> _Written problem_
In the records that follow, show each line where the word "pour" is present.

> _Source data_

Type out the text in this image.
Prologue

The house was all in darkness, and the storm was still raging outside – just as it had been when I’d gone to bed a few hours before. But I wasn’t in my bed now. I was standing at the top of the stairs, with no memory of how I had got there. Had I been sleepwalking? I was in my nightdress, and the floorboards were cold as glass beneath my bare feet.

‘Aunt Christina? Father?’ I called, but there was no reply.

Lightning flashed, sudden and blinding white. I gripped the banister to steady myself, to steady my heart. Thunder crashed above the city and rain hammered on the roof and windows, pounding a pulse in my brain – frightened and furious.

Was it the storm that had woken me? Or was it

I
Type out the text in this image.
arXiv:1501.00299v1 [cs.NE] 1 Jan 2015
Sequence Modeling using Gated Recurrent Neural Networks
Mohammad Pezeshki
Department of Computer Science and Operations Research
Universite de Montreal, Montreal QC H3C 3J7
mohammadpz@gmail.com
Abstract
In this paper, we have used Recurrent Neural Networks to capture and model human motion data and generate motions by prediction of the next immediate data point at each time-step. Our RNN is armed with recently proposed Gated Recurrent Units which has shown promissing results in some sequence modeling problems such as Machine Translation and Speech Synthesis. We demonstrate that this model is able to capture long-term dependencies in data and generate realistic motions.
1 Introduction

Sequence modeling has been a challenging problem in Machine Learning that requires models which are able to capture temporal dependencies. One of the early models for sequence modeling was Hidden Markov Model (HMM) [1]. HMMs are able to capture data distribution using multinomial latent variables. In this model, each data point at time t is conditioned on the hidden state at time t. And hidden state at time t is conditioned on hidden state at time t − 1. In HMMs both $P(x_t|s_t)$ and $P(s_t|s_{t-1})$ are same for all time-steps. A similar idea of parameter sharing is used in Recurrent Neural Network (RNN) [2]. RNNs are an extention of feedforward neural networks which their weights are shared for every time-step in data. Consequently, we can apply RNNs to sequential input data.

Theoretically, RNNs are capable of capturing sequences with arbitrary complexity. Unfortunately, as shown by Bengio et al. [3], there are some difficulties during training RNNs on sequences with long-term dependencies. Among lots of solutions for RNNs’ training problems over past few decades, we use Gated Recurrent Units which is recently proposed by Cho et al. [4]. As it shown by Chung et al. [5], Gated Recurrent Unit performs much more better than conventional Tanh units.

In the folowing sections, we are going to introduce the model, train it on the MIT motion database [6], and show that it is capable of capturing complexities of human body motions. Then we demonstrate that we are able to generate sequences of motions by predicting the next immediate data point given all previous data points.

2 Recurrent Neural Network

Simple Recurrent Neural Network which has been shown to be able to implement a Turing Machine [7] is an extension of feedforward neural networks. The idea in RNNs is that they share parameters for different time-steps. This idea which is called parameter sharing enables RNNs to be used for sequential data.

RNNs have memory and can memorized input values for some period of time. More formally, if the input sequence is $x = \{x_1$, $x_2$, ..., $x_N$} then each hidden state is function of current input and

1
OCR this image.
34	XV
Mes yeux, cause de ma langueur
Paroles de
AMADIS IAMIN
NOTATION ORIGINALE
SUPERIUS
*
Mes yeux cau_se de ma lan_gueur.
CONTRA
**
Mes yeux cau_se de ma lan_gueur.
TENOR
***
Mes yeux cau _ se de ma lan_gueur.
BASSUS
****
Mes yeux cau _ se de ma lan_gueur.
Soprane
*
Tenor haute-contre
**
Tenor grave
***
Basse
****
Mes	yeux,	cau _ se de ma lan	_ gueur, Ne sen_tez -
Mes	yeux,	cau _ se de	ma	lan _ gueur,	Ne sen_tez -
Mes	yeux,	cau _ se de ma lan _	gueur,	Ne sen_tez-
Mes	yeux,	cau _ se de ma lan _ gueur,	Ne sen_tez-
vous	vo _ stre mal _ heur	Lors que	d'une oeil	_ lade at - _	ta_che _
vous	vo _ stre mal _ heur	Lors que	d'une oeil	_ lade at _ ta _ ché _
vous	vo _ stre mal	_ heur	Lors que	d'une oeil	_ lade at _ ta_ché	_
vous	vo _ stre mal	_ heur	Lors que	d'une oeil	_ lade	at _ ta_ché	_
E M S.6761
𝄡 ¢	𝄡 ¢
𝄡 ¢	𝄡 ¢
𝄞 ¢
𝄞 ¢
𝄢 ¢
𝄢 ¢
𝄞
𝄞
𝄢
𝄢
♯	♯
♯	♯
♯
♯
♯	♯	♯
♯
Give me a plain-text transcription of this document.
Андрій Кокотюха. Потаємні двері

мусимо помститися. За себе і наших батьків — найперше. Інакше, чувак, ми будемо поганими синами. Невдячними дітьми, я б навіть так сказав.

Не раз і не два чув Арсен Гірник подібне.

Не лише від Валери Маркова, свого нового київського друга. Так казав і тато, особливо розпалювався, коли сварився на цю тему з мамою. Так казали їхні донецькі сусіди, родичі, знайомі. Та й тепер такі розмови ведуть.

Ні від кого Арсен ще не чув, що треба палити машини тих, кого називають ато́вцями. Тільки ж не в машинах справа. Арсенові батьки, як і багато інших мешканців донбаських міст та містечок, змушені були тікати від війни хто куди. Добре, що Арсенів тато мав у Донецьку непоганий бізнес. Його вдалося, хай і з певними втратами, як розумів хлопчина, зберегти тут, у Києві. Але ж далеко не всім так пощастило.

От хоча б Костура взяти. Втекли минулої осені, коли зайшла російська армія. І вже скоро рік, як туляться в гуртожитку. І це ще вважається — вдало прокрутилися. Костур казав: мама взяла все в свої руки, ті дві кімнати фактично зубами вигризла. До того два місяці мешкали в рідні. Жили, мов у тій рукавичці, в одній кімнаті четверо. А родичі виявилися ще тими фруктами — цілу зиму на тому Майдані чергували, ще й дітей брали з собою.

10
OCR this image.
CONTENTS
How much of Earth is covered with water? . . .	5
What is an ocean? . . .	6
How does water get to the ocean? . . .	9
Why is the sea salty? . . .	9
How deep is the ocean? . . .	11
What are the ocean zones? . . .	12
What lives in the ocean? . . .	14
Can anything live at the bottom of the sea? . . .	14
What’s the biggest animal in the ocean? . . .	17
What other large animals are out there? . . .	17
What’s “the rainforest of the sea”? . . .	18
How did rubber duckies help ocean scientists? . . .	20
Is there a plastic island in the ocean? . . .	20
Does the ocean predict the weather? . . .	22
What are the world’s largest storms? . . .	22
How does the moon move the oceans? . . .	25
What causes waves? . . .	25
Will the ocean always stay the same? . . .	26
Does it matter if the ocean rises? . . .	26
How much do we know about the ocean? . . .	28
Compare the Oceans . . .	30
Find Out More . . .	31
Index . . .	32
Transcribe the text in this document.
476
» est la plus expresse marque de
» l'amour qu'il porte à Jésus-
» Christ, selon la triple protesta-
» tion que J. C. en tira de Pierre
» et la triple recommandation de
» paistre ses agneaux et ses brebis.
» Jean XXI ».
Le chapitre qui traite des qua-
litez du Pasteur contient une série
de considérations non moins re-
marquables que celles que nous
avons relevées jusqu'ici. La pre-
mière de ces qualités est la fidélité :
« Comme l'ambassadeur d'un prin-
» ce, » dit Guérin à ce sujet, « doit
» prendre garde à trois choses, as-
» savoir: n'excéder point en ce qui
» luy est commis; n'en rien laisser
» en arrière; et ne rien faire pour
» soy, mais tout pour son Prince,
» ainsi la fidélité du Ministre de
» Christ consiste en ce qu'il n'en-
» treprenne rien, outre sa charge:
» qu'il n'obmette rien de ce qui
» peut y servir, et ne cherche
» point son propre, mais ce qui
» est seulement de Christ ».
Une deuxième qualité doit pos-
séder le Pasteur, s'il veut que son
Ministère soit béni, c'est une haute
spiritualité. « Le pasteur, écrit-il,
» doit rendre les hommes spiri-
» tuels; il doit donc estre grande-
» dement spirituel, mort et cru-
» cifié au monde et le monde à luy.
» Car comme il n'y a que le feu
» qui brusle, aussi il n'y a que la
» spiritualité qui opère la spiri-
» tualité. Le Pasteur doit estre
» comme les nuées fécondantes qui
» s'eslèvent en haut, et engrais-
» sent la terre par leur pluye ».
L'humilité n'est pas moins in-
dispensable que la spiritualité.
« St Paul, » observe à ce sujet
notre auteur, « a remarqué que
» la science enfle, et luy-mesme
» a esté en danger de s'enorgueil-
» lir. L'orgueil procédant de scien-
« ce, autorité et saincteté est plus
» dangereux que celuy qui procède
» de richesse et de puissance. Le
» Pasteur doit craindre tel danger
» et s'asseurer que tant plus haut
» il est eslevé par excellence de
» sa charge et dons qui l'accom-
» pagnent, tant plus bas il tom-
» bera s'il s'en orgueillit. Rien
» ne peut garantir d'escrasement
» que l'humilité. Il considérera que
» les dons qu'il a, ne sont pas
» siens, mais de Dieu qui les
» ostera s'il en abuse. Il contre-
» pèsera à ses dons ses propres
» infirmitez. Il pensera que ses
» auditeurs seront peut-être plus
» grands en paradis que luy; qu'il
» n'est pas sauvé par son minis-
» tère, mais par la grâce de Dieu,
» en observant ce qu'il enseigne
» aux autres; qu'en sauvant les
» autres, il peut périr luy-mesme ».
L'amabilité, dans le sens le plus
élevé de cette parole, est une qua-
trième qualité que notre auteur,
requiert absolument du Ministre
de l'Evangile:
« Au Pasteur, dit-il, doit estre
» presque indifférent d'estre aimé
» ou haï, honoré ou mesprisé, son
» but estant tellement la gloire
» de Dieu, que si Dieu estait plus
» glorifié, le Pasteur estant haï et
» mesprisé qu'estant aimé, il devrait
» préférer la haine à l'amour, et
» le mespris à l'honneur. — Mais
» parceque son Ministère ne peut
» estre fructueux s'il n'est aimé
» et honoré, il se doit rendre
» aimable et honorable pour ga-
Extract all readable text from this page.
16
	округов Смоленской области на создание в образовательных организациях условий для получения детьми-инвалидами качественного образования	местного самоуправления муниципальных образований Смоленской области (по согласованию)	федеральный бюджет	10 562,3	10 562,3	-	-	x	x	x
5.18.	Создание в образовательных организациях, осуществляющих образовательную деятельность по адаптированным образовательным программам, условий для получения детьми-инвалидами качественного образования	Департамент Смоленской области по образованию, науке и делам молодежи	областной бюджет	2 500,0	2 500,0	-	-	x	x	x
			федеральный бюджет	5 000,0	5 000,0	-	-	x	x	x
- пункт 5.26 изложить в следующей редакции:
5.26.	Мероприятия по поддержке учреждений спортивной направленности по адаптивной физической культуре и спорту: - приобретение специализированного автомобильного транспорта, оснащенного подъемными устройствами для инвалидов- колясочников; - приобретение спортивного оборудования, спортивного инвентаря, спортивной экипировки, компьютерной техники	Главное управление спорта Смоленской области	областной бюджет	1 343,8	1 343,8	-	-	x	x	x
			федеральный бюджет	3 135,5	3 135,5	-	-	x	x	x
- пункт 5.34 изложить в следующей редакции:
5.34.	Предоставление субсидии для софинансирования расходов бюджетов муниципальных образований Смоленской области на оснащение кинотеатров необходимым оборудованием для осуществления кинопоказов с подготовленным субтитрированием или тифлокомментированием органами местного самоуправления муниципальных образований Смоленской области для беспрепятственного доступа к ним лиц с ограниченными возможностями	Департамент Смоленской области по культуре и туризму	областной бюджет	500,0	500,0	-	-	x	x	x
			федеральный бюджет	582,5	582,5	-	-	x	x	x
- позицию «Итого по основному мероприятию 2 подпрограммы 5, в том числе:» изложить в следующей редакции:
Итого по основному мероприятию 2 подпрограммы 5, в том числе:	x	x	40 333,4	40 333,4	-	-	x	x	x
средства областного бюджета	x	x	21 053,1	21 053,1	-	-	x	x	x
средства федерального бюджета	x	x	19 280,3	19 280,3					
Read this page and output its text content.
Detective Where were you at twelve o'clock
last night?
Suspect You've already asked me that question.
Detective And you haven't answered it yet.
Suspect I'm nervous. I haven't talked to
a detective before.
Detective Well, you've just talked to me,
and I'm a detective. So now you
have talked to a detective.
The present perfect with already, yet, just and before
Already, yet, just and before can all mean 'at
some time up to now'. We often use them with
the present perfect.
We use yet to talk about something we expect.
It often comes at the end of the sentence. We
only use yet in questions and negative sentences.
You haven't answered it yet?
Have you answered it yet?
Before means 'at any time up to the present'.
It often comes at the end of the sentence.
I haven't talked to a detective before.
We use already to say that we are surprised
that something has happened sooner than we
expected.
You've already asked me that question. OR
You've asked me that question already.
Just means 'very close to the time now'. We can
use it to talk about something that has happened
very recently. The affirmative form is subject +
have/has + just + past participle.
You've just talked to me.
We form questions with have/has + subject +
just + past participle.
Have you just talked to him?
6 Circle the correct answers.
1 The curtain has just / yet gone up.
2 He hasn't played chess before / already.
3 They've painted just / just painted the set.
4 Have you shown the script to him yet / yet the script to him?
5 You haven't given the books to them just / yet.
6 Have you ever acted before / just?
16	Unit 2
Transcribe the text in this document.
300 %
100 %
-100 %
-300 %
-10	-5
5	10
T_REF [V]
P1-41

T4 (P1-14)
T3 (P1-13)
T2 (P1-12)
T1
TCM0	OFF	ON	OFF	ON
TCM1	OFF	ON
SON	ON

> _Completed task_
» en arrière; et ne rien faire pour
» soy, mais tout pour son Prince,
» aimable et honorable pour ga-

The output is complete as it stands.